■ **Records to use**
** start **
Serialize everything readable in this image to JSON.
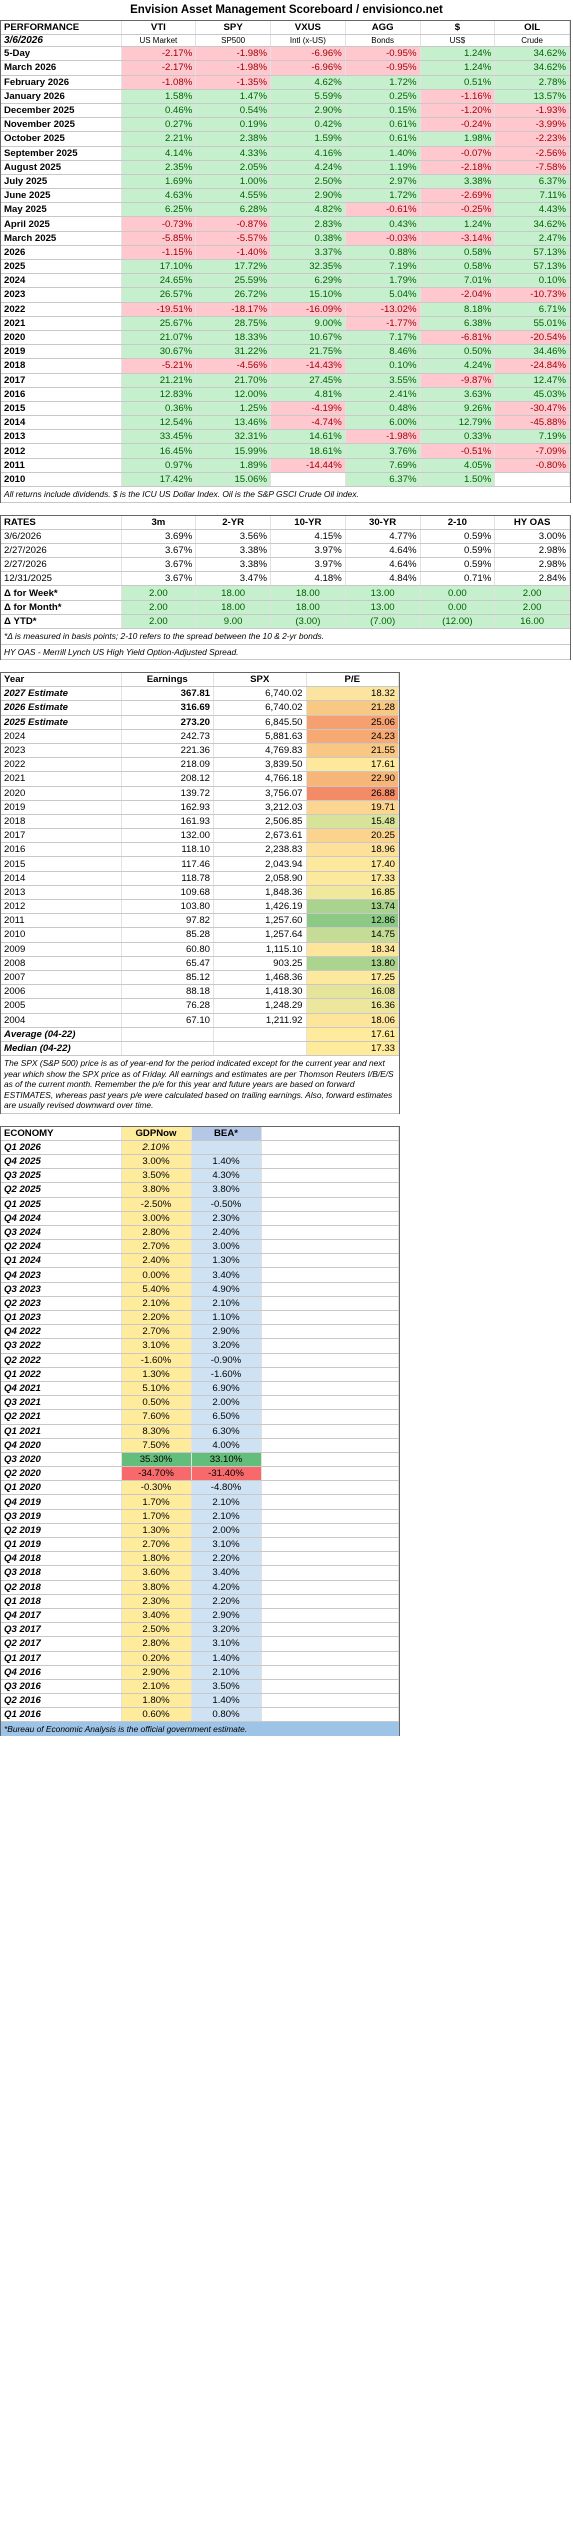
{
  "title": "Envision Asset Management Scoreboard / envisionco.net",
  "performance": {
    "headers": [
      "PERFORMANCE",
      "VTI",
      "SPY",
      "VXUS",
      "AGG",
      "$",
      "OIL"
    ],
    "subheaders": [
      "3/6/2026",
      "US Market",
      "SP500",
      "Intl (x-US)",
      "Bonds",
      "US$",
      "Crude"
    ],
    "rows": [
      [
        "5-Day",
        "-2.17%",
        "-1.98%",
        "-6.96%",
        "-0.95%",
        "1.24%",
        "34.62%"
      ],
      [
        "March 2026",
        "-2.17%",
        "-1.98%",
        "-6.96%",
        "-0.95%",
        "1.24%",
        "34.62%"
      ],
      [
        "February 2026",
        "-1.08%",
        "-1.35%",
        "4.62%",
        "1.72%",
        "0.51%",
        "2.78%"
      ],
      [
        "January 2026",
        "1.58%",
        "1.47%",
        "5.59%",
        "0.25%",
        "-1.16%",
        "13.57%"
      ],
      [
        "December 2025",
        "0.46%",
        "0.54%",
        "2.90%",
        "0.15%",
        "-1.20%",
        "-1.93%"
      ],
      [
        "November 2025",
        "0.27%",
        "0.19%",
        "0.42%",
        "0.61%",
        "-0.24%",
        "-3.99%"
      ],
      [
        "October 2025",
        "2.21%",
        "2.38%",
        "1.59%",
        "0.61%",
        "1.98%",
        "-2.23%"
      ],
      [
        "September 2025",
        "4.14%",
        "4.33%",
        "4.16%",
        "1.40%",
        "-0.07%",
        "-2.56%"
      ],
      [
        "August 2025",
        "2.35%",
        "2.05%",
        "4.24%",
        "1.19%",
        "-2.18%",
        "-7.58%"
      ],
      [
        "July 2025",
        "1.69%",
        "1.00%",
        "2.50%",
        "2.97%",
        "3.38%",
        "6.37%"
      ],
      [
        "June 2025",
        "4.63%",
        "4.55%",
        "2.90%",
        "1.72%",
        "-2.69%",
        "7.11%"
      ],
      [
        "May 2025",
        "6.25%",
        "6.28%",
        "4.82%",
        "-0.61%",
        "-0.25%",
        "4.43%"
      ],
      [
        "April 2025",
        "-0.73%",
        "-0.87%",
        "2.83%",
        "0.43%",
        "1.24%",
        "34.62%"
      ],
      [
        "March 2025",
        "-5.85%",
        "-5.57%",
        "0.38%",
        "-0.03%",
        "-3.14%",
        "2.47%"
      ],
      [
        "2026",
        "-1.15%",
        "-1.40%",
        "3.37%",
        "0.88%",
        "0.58%",
        "57.13%"
      ],
      [
        "2025",
        "17.10%",
        "17.72%",
        "32.35%",
        "7.19%",
        "0.58%",
        "57.13%"
      ],
      [
        "2024",
        "24.65%",
        "25.59%",
        "6.29%",
        "1.79%",
        "7.01%",
        "0.10%"
      ],
      [
        "2023",
        "26.57%",
        "26.72%",
        "15.10%",
        "5.04%",
        "-2.04%",
        "-10.73%"
      ],
      [
        "2022",
        "-19.51%",
        "-18.17%",
        "-16.09%",
        "-13.02%",
        "8.18%",
        "6.71%"
      ],
      [
        "2021",
        "25.67%",
        "28.75%",
        "9.00%",
        "-1.77%",
        "6.38%",
        "55.01%"
      ],
      [
        "2020",
        "21.07%",
        "18.33%",
        "10.67%",
        "7.17%",
        "-6.81%",
        "-20.54%"
      ],
      [
        "2019",
        "30.67%",
        "31.22%",
        "21.75%",
        "8.46%",
        "0.50%",
        "34.46%"
      ],
      [
        "2018",
        "-5.21%",
        "-4.56%",
        "-14.43%",
        "0.10%",
        "4.24%",
        "-24.84%"
      ],
      [
        "2017",
        "21.21%",
        "21.70%",
        "27.45%",
        "3.55%",
        "-9.87%",
        "12.47%"
      ],
      [
        "2016",
        "12.83%",
        "12.00%",
        "4.81%",
        "2.41%",
        "3.63%",
        "45.03%"
      ],
      [
        "2015",
        "0.36%",
        "1.25%",
        "-4.19%",
        "0.48%",
        "9.26%",
        "-30.47%"
      ],
      [
        "2014",
        "12.54%",
        "13.46%",
        "-4.74%",
        "6.00%",
        "12.79%",
        "-45.88%"
      ],
      [
        "2013",
        "33.45%",
        "32.31%",
        "14.61%",
        "-1.98%",
        "0.33%",
        "7.19%"
      ],
      [
        "2012",
        "16.45%",
        "15.99%",
        "18.61%",
        "3.76%",
        "-0.51%",
        "-7.09%"
      ],
      [
        "2011",
        "0.97%",
        "1.89%",
        "-14.44%",
        "7.69%",
        "4.05%",
        "-0.80%"
      ],
      [
        "2010",
        "17.42%",
        "15.06%",
        "",
        "6.37%",
        "1.50%",
        ""
      ]
    ],
    "note": "All returns include dividends. $ is the ICU US Dollar Index. Oil is the S&P GSCI Crude Oil index."
  },
  "rates": {
    "headers": [
      "RATES",
      "3m",
      "2-YR",
      "10-YR",
      "30-YR",
      "2-10",
      "HY OAS"
    ],
    "rows": [
      [
        "3/6/2026",
        "3.69%",
        "3.56%",
        "4.15%",
        "4.77%",
        "0.59%",
        "3.00%"
      ],
      [
        "2/27/2026",
        "3.67%",
        "3.38%",
        "3.97%",
        "4.64%",
        "0.59%",
        "2.98%"
      ],
      [
        "2/27/2026",
        "3.67%",
        "3.38%",
        "3.97%",
        "4.64%",
        "0.59%",
        "2.98%"
      ],
      [
        "12/31/2025",
        "3.67%",
        "3.47%",
        "4.18%",
        "4.84%",
        "0.71%",
        "2.84%"
      ]
    ],
    "delta_rows": [
      [
        "Δ for Week*",
        "2.00",
        "18.00",
        "18.00",
        "13.00",
        "0.00",
        "2.00"
      ],
      [
        "Δ for Month*",
        "2.00",
        "18.00",
        "18.00",
        "13.00",
        "0.00",
        "2.00"
      ],
      [
        "Δ YTD*",
        "2.00",
        "9.00",
        "(3.00)",
        "(7.00)",
        "(12.00)",
        "16.00"
      ]
    ],
    "note1": "*Δ is measured in basis points; 2-10 refers to the spread between the 10 & 2-yr bonds.",
    "note2": "HY OAS - Merrill Lynch US High Yield Option-Adjusted Spread."
  },
  "earnings": {
    "headers": [
      "Year",
      "Earnings",
      "SPX",
      "P/E"
    ],
    "rows": [
      [
        "2027 Estimate",
        "367.81",
        "6,740.02",
        "18.32",
        "#fbe4a0",
        true
      ],
      [
        "2026 Estimate",
        "316.69",
        "6,740.02",
        "21.28",
        "#f9c984",
        true
      ],
      [
        "2025 Estimate",
        "273.20",
        "6,845.50",
        "25.06",
        "#f5a06e",
        true
      ],
      [
        "2024",
        "242.73",
        "5,881.63",
        "24.23",
        "#f6a972",
        false
      ],
      [
        "2023",
        "221.36",
        "4,769.83",
        "21.55",
        "#f9c784",
        false
      ],
      [
        "2022",
        "218.09",
        "3,839.50",
        "17.61",
        "#fde89c",
        false
      ],
      [
        "2021",
        "208.12",
        "4,766.18",
        "22.90",
        "#f7b679",
        false
      ],
      [
        "2020",
        "139.72",
        "3,756.07",
        "26.88",
        "#f28b66",
        false
      ],
      [
        "2019",
        "162.93",
        "3,212.03",
        "19.71",
        "#fcd690",
        false
      ],
      [
        "2018",
        "161.93",
        "2,506.85",
        "15.48",
        "#d8e39a",
        false
      ],
      [
        "2017",
        "132.00",
        "2,673.61",
        "20.25",
        "#fbd38e",
        false
      ],
      [
        "2016",
        "118.10",
        "2,238.83",
        "18.96",
        "#fde19a",
        false
      ],
      [
        "2015",
        "117.46",
        "2,043.94",
        "17.40",
        "#fde99d",
        false
      ],
      [
        "2014",
        "118.78",
        "2,058.90",
        "17.33",
        "#fde99d",
        false
      ],
      [
        "2013",
        "109.68",
        "1,848.36",
        "16.85",
        "#f0e89c",
        false
      ],
      [
        "2012",
        "103.80",
        "1,426.19",
        "13.74",
        "#a9d38e",
        false
      ],
      [
        "2011",
        "97.82",
        "1,257.60",
        "12.86",
        "#8cc985",
        false
      ],
      [
        "2010",
        "85.28",
        "1,257.64",
        "14.75",
        "#c4dc95",
        false
      ],
      [
        "2009",
        "60.80",
        "1,115.10",
        "18.34",
        "#fde59c",
        false
      ],
      [
        "2008",
        "65.47",
        "903.25",
        "13.80",
        "#abd48f",
        false
      ],
      [
        "2007",
        "85.12",
        "1,468.36",
        "17.25",
        "#fde99d",
        false
      ],
      [
        "2006",
        "88.18",
        "1,418.30",
        "16.08",
        "#e5e49b",
        false
      ],
      [
        "2005",
        "76.28",
        "1,248.29",
        "16.36",
        "#ece79c",
        false
      ],
      [
        "2004",
        "67.10",
        "1,211.92",
        "18.06",
        "#fde59c",
        false
      ]
    ],
    "average_label": "Average (04-22)",
    "average_value": "17.61",
    "median_label": "Median (04-22)",
    "median_value": "17.33",
    "note": "The SPX (S&P 500) price is as of year-end for the period indicated except for the current year and next year which show the SPX price as of Friday. All earnings and estimates are per Thomson Reuters I/B/E/S as of the current month. Remember the p/e for this year and future years are based on forward ESTIMATES, whereas past years p/e were calculated based on trailing earnings. Also, forward estimates are usually revised downward over time."
  },
  "economy": {
    "headers": [
      "ECONOMY",
      "GDPNow",
      "BEA*"
    ],
    "rows": [
      [
        "Q1 2026",
        "2.10%",
        ""
      ],
      [
        "Q4 2025",
        "3.00%",
        "1.40%"
      ],
      [
        "Q3 2025",
        "3.50%",
        "4.30%"
      ],
      [
        "Q2 2025",
        "3.80%",
        "3.80%"
      ],
      [
        "Q1 2025",
        "-2.50%",
        "-0.50%"
      ],
      [
        "Q4 2024",
        "3.00%",
        "2.30%"
      ],
      [
        "Q3 2024",
        "2.80%",
        "2.40%"
      ],
      [
        "Q2 2024",
        "2.70%",
        "3.00%"
      ],
      [
        "Q1 2024",
        "2.40%",
        "1.30%"
      ],
      [
        "Q4 2023",
        "0.00%",
        "3.40%"
      ],
      [
        "Q3 2023",
        "5.40%",
        "4.90%"
      ],
      [
        "Q2 2023",
        "2.10%",
        "2.10%"
      ],
      [
        "Q1 2023",
        "2.20%",
        "1.10%"
      ],
      [
        "Q4 2022",
        "2.70%",
        "2.90%"
      ],
      [
        "Q3 2022",
        "3.10%",
        "3.20%"
      ],
      [
        "Q2 2022",
        "-1.60%",
        "-0.90%"
      ],
      [
        "Q1 2022",
        "1.30%",
        "-1.60%"
      ],
      [
        "Q4 2021",
        "5.10%",
        "6.90%"
      ],
      [
        "Q3 2021",
        "0.50%",
        "2.00%"
      ],
      [
        "Q2 2021",
        "7.60%",
        "6.50%"
      ],
      [
        "Q1 2021",
        "8.30%",
        "6.30%"
      ],
      [
        "Q4 2020",
        "7.50%",
        "4.00%"
      ],
      [
        "Q3 2020",
        "35.30%",
        "33.10%"
      ],
      [
        "Q2 2020",
        "-34.70%",
        "-31.40%"
      ],
      [
        "Q1 2020",
        "-0.30%",
        "-4.80%"
      ],
      [
        "Q4 2019",
        "1.70%",
        "2.10%"
      ],
      [
        "Q3 2019",
        "1.70%",
        "2.10%"
      ],
      [
        "Q2 2019",
        "1.30%",
        "2.00%"
      ],
      [
        "Q1 2019",
        "2.70%",
        "3.10%"
      ],
      [
        "Q4 2018",
        "1.80%",
        "2.20%"
      ],
      [
        "Q3 2018",
        "3.60%",
        "3.40%"
      ],
      [
        "Q2 2018",
        "3.80%",
        "4.20%"
      ],
      [
        "Q1 2018",
        "2.30%",
        "2.20%"
      ],
      [
        "Q4 2017",
        "3.40%",
        "2.90%"
      ],
      [
        "Q3 2017",
        "2.50%",
        "3.20%"
      ],
      [
        "Q2 2017",
        "2.80%",
        "3.10%"
      ],
      [
        "Q1 2017",
        "0.20%",
        "1.40%"
      ],
      [
        "Q4 2016",
        "2.90%",
        "2.10%"
      ],
      [
        "Q3 2016",
        "2.10%",
        "3.50%"
      ],
      [
        "Q2 2016",
        "1.80%",
        "1.40%"
      ],
      [
        "Q1 2016",
        "0.60%",
        "0.80%"
      ]
    ],
    "footer": "*Bureau of Economic Analysis is the official government estimate."
  }
}
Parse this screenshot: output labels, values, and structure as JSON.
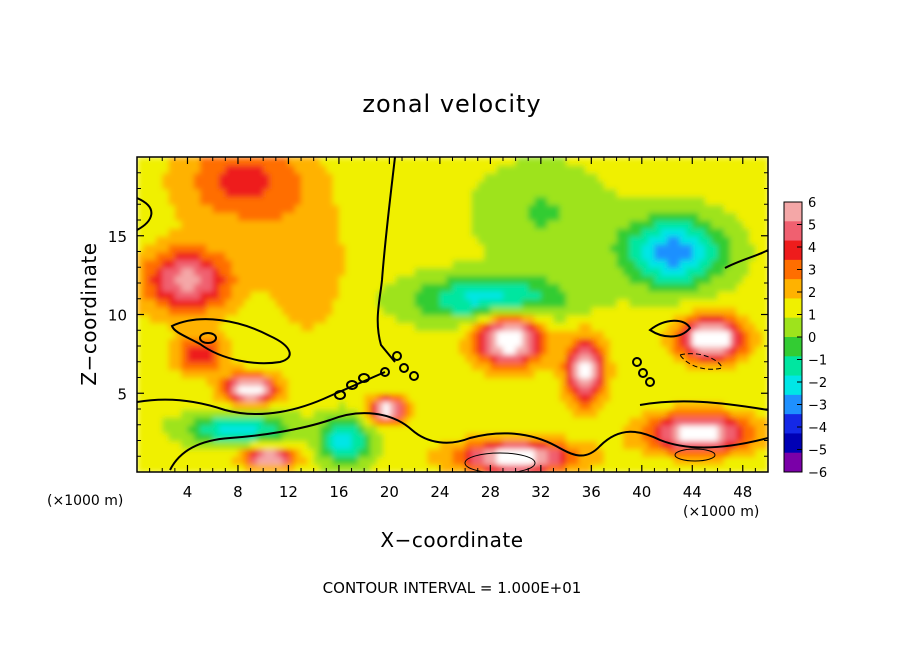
** end **
■ **Description of the task**
From the entries above, extract each line containing "this".

■ **Final result**
Serialize everything readable in this image to JSON.
    "note": "The SPX (S&P 500) price is as of year-end for the period indicated except for the current year and next year which show the SPX price as of Friday. All earnings and estimates are per Thomson Reuters I/B/E/S as of the current month. Remember the p/e for this year and future years are based on forward ESTIMATES, whereas past years p/e were calculated based on trailing earnings. Also, forward estimates are usually revised downward over time."
Parse this screenshot: output labels, values, and structure as JSON.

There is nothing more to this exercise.